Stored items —
+--

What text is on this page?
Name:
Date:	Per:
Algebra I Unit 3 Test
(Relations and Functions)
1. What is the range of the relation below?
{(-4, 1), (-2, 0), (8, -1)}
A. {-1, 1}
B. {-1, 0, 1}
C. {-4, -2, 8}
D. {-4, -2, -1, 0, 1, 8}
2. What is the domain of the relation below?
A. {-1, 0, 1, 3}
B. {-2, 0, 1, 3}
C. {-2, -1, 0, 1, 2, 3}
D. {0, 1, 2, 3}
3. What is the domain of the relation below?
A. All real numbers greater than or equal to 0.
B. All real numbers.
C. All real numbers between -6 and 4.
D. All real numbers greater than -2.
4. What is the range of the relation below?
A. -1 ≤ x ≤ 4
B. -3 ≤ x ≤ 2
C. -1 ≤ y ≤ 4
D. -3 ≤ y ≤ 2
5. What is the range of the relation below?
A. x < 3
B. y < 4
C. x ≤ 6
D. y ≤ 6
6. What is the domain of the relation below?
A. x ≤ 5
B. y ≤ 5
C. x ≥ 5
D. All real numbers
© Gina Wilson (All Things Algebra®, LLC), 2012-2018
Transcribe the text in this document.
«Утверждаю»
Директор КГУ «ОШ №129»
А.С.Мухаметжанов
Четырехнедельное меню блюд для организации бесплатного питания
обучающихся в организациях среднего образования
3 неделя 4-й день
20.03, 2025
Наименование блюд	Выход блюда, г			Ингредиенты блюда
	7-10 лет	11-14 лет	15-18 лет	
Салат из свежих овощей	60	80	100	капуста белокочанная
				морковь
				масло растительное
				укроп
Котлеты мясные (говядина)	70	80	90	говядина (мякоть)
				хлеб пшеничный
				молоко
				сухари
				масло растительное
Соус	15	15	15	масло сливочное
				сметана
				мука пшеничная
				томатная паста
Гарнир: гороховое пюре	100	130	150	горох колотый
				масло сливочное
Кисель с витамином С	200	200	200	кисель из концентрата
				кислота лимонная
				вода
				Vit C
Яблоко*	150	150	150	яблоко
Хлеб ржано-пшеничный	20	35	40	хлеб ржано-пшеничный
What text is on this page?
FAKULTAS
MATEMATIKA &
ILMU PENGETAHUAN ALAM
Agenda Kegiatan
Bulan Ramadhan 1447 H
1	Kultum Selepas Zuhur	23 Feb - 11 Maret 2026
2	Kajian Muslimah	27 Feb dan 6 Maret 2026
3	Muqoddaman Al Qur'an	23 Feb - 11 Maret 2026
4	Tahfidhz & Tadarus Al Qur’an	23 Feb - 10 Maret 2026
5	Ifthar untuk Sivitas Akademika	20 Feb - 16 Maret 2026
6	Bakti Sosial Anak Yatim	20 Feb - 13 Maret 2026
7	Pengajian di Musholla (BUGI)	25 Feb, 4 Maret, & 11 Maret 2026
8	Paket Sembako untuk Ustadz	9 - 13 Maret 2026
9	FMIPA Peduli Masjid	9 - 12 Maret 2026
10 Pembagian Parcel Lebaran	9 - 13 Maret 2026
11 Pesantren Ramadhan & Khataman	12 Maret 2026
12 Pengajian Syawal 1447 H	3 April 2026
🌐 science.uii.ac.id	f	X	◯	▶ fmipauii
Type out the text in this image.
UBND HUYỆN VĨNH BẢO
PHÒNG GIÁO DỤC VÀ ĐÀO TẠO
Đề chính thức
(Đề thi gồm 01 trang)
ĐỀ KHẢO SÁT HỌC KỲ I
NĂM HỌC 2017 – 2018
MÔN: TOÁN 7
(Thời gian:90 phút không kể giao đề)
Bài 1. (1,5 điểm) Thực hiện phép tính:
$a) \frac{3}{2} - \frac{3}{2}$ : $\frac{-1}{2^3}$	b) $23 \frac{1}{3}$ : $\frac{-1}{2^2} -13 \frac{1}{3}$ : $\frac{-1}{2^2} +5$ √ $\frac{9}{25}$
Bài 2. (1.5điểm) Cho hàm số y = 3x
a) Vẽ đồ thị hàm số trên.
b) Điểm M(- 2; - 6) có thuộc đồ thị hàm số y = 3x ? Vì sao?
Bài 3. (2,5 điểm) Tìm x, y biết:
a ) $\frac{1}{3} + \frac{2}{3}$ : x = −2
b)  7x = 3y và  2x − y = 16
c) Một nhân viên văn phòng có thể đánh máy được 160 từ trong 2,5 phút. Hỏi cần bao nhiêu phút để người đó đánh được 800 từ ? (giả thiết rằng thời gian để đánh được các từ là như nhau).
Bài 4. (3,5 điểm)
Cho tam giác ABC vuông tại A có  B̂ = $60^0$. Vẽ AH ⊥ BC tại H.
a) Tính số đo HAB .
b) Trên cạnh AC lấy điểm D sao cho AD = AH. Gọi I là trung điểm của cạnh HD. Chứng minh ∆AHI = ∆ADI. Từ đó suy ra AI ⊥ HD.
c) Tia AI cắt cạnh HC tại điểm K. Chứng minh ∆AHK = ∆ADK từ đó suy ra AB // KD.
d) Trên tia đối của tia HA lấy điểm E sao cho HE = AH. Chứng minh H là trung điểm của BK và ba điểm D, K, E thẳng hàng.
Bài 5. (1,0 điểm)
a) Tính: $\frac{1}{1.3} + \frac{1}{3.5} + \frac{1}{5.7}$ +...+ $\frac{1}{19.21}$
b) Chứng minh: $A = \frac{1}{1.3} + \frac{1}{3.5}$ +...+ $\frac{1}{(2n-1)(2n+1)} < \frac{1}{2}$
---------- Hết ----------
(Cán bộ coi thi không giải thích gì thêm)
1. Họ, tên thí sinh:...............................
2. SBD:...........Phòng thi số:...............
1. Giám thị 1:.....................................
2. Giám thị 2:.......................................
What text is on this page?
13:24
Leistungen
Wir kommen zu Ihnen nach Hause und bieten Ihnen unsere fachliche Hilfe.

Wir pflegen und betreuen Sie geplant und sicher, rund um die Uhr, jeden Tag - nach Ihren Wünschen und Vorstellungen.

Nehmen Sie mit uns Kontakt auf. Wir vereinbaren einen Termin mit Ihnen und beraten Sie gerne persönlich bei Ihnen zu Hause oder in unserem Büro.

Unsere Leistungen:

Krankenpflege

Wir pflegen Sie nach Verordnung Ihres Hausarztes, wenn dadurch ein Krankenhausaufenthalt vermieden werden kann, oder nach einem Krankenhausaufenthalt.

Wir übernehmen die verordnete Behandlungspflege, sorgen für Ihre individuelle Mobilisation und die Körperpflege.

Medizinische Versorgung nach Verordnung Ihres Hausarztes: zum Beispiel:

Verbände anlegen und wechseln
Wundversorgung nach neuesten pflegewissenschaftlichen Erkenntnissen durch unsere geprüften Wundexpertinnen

+--

Pick out the lines above containing the word "блюд", then copy them.

ANSWER TO THE PROBLEM —
Четырехнедельное меню блюд для организации бесплатного питания
Наименование блюд	Выход блюда, г			Ингредиенты блюда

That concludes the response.